Work to do:
Reproduce each line exactly.

** Start of Recorded information **

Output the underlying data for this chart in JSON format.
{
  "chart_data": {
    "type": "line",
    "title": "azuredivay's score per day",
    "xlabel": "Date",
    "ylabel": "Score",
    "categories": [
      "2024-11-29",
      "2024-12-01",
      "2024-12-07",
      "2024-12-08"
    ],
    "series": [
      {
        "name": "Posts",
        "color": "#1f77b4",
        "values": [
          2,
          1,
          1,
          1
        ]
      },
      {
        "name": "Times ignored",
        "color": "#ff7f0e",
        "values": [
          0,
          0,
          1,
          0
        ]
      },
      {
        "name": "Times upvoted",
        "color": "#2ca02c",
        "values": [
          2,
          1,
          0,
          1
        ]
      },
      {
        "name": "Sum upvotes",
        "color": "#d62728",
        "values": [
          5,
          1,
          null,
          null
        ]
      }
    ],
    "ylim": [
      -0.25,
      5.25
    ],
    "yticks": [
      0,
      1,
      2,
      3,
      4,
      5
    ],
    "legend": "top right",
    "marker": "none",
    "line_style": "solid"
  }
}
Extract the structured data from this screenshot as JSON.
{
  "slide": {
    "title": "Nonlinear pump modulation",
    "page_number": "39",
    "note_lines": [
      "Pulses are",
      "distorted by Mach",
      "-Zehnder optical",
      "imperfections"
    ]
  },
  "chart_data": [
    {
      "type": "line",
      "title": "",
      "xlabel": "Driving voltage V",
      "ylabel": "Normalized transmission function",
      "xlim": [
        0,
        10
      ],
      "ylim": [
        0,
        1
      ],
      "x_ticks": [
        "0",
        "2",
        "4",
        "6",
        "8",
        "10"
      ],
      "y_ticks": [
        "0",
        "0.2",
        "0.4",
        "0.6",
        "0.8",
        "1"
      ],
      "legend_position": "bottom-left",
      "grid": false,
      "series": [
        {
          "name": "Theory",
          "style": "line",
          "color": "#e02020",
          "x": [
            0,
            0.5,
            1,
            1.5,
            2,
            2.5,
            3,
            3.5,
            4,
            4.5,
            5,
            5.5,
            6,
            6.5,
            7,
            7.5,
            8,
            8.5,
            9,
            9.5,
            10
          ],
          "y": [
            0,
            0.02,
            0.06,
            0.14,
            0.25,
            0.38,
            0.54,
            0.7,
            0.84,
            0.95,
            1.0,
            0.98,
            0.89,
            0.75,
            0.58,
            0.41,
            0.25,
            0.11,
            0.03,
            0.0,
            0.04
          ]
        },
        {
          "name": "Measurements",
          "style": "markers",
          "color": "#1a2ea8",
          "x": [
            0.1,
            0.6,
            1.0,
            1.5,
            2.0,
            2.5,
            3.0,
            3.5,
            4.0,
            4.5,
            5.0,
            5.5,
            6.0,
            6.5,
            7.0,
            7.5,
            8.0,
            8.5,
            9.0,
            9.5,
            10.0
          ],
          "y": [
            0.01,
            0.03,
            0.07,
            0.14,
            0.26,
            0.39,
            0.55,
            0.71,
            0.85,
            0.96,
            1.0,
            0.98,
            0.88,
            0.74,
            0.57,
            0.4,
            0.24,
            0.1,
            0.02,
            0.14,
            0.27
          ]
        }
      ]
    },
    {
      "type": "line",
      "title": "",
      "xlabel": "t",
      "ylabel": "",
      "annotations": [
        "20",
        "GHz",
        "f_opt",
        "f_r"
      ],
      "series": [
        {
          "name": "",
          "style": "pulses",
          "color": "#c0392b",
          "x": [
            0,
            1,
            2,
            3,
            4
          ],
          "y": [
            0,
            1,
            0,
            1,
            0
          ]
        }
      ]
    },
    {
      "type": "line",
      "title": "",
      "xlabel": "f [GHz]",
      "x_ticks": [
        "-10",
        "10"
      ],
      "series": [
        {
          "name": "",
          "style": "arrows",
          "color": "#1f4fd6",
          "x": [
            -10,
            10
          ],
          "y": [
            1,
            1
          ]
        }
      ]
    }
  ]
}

** End of Recorded information **

Task result:
Output the underlying data for this chart in JSON format.
{
  "chart_data": {
    "type": "line",
    "title": "azuredivay's score per day",
    "xlabel": "Date",
    "ylabel": "Score",
    "categories": [
      "2024-11-29",
      "2024-12-01",
      "2024-12-07",
      "2024-12-08"
    ],
    "series": [
      {
        "name": "Posts",
        "color": "#1f77b4",
        "values": [
          2,
          1,
          1,
          1
        ]
      },
      {
        "name": "Times ignored",
        "color": "#ff7f0e",
        "values": [
          0,
          0,
          1,
          0
        ]
      },
      {
        "name": "Times upvoted",
        "color": "#2ca02c",
        "values": [
          2,
          1,
          0,
          1
        ]
      },
      {
        "name": "Sum upvotes",
        "color": "#d62728",
        "values": [
          5,
          1,
          null,
          null
        ]
      }
    ],
    "ylim": [
      -0.25,
      5.25
    ],
    "yticks": [
      0,
      1,
      2,
      3,
      4,
      5
    ],
    "legend": "top right",
    "marker": "none",
    "line_style": "solid"
  }
}
Extract the structured data from this screenshot as JSON.
{
  "slide": {
    "title": "Nonlinear pump modulation",
    "page_number": "39",
    "note_lines": [
      "Pulses are",
      "distorted by Mach",
      "-Zehnder optical",
      "imperfections"
    ]
  },
  "chart_data": [
    {
      "type": "line",
      "title": "",
      "xlabel": "Driving voltage V",
      "ylabel": "Normalized transmission function",
      "xlim": [
        0,
        10
      ],
      "ylim": [
        0,
        1
      ],
      "x_ticks": [
        "0",
        "2",
        "4",
        "6",
        "8",
        "10"
      ],
      "y_ticks": [
        "0",
        "0.2",
        "0.4",
        "0.6",
        "0.8",
        "1"
      ],
      "legend_position": "bottom-left",
      "grid": false,
      "series": [
        {
          "name": "Theory",
          "style": "line",
          "color": "#e02020",
          "x": [
            0,
            0.5,
            1,
            1.5,
            2,
            2.5,
            3,
            3.5,
            4,
            4.5,
            5,
            5.5,
            6,
            6.5,
            7,
            7.5,
            8,
            8.5,
            9,
            9.5,
            10
          ],
          "y": [
            0,
            0.02,
            0.06,
            0.14,
            0.25,
            0.38,
            0.54,
            0.7,
            0.84,
            0.95,
            1.0,
            0.98,
            0.89,
            0.75,
            0.58,
            0.41,
            0.25,
            0.11,
            0.03,
            0.0,
            0.04
          ]
        },
        {
          "name": "Measurements",
          "style": "markers",
          "color": "#1a2ea8",
          "x": [
            0.1,
            0.6,
            1.0,
            1.5,
            2.0,
            2.5,
            3.0,
            3.5,
            4.0,
            4.5,
            5.0,
            5.5,
            6.0,
            6.5,
            7.0,
            7.5,
            8.0,
            8.5,
            9.0,
            9.5,
            10.0
          ],
          "y": [
            0.01,
            0.03,
            0.07,
            0.14,
            0.26,
            0.39,
            0.55,
            0.71,
            0.85,
            0.96,
            1.0,
            0.98,
            0.88,
            0.74,
            0.57,
            0.4,
            0.24,
            0.1,
            0.02,
            0.14,
            0.27
          ]
        }
      ]
    },
    {
      "type": "line",
      "title": "",
      "xlabel": "t",
      "ylabel": "",
      "annotations": [
        "20",
        "GHz",
        "f_opt",
        "f_r"
      ],
      "series": [
        {
          "name": "",
          "style": "pulses",
          "color": "#c0392b",
          "x": [
            0,
            1,
            2,
            3,
            4
          ],
          "y": [
            0,
            1,
            0,
            1,
            0
          ]
        }
      ]
    },
    {
      "type": "line",
      "title": "",
      "xlabel": "f [GHz]",
      "x_ticks": [
        "-10",
        "10"
      ],
      "series": [
        {
          "name": "",
          "style": "arrows",
          "color": "#1f4fd6",
          "x": [
            -10,
            10
          ],
          "y": [
            1,
            1
          ]
        }
      ]
    }
  ]
}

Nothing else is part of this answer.